++++ Text shown ++++

By using an extended grammar, the application can even mix syntax of the submission on SPARQL Update and SPARQL 1.1 Update in a single request or, indeed, single operation. When printed the output can be in the equivalent SPARQL 1.1 Syntax.

ARQ (currently, the development snapshot) includes a command line SPARQL 1.1 Update extended parser, "arq.uparse". arq.uparse reads the extended syntax and prints the equivalent strict SPARQL 1.1 Update form. It can be used to translate from the submission language to W3C standards language. More on practical details: jena-dev/message/45040.

Key points from the extended Grammar: The working group is not planning on including this published SPARQL 1.1 Update grammar.

UpdateUnit  :=  Prologue Update <EOF>

Update  :=  ( Update1 )+

# As for SPARQL 1.1 Update with addition of "ModifyOld"
Update1 :=  ( Load | Clear | Drop | Create |
              InsertData | DeleteData | DeleteWhere |
              Modify | ModifyOld )
            ( <SEMICOLON> )?

Load    :=  <LOAD> IRIref ( <INTO> ( <GRAPH> )? IRIref )?

Clear   :=  <CLEAR> ( <SILENT> )? GraphRefAll

Drop    :=  <DROP> ( <SILENT> )? GraphRefAll

Create  :=  <CREATE> ( <SILENT> )? GraphRef

InsertData  :=  <INSERT_DATA> OptionalIntoTarget QuadPattern

DeleteData  :=  <DELETE_DATA> OptionalFromTarget QuadData

DeleteWhere :=  <DELETE_WHERE> QuadPattern

Modify  :=  ( <WITH> IRIref )?

++++

→ Stated exercise A
Using the text on the SPARQL Update grammar, decide whether each statement agrees with it. Answer yes or no for each, and quote the text's deciding words.
(i) The arq.uparse parser prints the equivalent strict SPARQL 1.1 Update form.
(ii) The working group plans to include this published SPARQL 1.1 Update grammar.
(iii) The Update1 rule adds "ModifyOld" to what SPARQL 1.1 Update has.

++++ Exercise materials ++++

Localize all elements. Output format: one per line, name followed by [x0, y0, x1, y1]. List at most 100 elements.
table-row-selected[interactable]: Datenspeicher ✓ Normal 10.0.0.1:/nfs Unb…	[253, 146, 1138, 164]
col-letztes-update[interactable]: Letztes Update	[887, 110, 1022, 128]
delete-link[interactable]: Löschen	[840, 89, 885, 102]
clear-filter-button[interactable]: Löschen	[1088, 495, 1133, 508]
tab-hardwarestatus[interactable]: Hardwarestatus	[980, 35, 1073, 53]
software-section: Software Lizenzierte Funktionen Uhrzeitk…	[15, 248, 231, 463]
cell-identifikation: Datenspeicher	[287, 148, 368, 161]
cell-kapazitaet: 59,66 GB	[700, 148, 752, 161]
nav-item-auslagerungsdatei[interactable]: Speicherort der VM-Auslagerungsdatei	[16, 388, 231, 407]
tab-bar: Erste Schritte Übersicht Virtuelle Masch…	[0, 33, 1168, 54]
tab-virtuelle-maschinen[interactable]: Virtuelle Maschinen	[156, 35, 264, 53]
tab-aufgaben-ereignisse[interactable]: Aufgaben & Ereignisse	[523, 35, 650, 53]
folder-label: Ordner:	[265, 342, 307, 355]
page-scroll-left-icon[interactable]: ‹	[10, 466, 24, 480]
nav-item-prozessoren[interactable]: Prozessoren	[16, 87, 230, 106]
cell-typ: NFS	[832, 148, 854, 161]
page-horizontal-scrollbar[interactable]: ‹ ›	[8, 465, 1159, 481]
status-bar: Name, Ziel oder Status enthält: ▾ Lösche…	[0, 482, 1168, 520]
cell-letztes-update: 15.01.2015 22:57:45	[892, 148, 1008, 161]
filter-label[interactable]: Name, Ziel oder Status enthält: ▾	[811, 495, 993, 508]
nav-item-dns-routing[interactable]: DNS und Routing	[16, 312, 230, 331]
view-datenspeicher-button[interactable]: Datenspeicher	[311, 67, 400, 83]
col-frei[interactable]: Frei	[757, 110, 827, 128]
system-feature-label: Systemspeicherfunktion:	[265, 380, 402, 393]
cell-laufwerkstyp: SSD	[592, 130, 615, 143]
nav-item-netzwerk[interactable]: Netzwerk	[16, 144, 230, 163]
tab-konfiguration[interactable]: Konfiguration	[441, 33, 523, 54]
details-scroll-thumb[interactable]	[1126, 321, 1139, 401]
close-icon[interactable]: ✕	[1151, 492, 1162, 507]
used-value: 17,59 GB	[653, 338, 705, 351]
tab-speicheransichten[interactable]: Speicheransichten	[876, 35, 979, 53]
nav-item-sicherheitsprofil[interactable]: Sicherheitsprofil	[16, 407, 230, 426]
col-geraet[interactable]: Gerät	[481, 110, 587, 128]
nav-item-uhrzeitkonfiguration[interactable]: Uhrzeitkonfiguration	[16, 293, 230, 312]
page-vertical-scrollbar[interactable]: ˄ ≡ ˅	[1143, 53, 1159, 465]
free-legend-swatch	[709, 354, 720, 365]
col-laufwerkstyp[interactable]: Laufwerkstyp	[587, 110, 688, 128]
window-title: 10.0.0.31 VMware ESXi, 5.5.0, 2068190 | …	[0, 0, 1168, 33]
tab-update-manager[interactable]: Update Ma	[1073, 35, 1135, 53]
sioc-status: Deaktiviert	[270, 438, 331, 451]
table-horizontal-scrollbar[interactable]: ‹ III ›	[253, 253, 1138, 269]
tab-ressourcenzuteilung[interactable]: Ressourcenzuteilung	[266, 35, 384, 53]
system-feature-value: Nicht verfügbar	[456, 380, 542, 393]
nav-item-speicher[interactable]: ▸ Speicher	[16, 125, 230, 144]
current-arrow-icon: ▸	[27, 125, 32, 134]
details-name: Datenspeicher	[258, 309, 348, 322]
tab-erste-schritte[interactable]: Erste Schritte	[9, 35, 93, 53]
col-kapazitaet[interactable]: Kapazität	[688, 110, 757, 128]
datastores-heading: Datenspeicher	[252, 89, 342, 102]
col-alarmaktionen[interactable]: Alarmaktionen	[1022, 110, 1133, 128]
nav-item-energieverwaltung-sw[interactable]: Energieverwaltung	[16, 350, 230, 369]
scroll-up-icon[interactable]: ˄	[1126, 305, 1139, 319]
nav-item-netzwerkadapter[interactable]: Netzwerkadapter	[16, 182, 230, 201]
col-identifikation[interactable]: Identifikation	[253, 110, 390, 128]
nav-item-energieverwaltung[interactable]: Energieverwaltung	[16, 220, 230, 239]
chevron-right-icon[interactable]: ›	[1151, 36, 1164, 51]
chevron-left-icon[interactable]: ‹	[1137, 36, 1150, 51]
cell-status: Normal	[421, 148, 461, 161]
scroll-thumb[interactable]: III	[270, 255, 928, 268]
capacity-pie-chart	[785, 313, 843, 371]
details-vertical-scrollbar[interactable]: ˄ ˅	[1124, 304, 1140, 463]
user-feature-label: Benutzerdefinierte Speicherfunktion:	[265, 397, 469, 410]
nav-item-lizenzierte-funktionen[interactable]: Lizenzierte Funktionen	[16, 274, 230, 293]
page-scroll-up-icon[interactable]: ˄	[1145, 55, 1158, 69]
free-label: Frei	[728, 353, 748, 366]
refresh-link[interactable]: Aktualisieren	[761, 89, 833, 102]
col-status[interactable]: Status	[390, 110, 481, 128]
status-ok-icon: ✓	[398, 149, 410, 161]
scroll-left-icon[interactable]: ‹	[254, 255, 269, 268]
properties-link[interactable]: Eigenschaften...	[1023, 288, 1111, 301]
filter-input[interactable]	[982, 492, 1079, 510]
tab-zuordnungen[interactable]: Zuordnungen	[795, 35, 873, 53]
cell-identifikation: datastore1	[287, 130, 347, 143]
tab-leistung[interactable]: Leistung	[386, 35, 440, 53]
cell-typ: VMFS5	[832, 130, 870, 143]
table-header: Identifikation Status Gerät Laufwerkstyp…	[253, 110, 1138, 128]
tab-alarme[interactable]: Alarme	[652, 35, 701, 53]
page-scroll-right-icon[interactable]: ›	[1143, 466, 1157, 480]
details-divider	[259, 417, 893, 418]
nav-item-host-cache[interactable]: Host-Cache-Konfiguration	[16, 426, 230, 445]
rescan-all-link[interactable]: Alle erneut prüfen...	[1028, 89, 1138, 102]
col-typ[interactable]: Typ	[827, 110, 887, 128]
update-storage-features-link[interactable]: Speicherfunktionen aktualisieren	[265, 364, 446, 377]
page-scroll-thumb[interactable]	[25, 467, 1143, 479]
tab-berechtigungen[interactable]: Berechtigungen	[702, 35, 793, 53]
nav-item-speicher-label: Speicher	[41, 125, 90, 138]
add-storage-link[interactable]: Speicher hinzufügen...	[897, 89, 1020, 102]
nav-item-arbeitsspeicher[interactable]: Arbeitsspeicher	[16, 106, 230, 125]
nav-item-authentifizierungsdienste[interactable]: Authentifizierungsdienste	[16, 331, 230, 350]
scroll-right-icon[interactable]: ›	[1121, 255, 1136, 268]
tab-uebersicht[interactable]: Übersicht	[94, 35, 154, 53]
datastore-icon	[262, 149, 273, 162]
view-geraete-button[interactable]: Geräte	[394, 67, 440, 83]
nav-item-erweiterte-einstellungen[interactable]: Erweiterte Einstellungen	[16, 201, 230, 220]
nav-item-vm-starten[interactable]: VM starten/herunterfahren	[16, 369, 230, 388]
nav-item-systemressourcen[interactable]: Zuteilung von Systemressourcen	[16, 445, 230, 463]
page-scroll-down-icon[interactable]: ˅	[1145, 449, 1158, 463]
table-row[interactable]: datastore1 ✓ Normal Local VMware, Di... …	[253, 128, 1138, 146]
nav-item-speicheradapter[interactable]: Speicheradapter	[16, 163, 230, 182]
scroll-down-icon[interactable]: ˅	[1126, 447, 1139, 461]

++++

→ Stated exercise B
Collect every line of the records that contains the word "Energieverwaltung", and copy each one. Case counts.

→ Right answer A
(i) Yes: "arq.uparse reads the extended syntax and prints the equivalent strict SPARQL 1.1 Update form."
(ii) No: "The working group is not planning on including this published SPARQL 1.1 Update grammar."
(iii) Yes: "# As for SPARQL 1.1 Update with addition of "ModifyOld""

→ Right answer B
nav-item-energieverwaltung-sw[interactable]: Energieverwaltung	[16, 350, 230, 369]
nav-item-energieverwaltung[interactable]: Energieverwaltung	[16, 220, 230, 239]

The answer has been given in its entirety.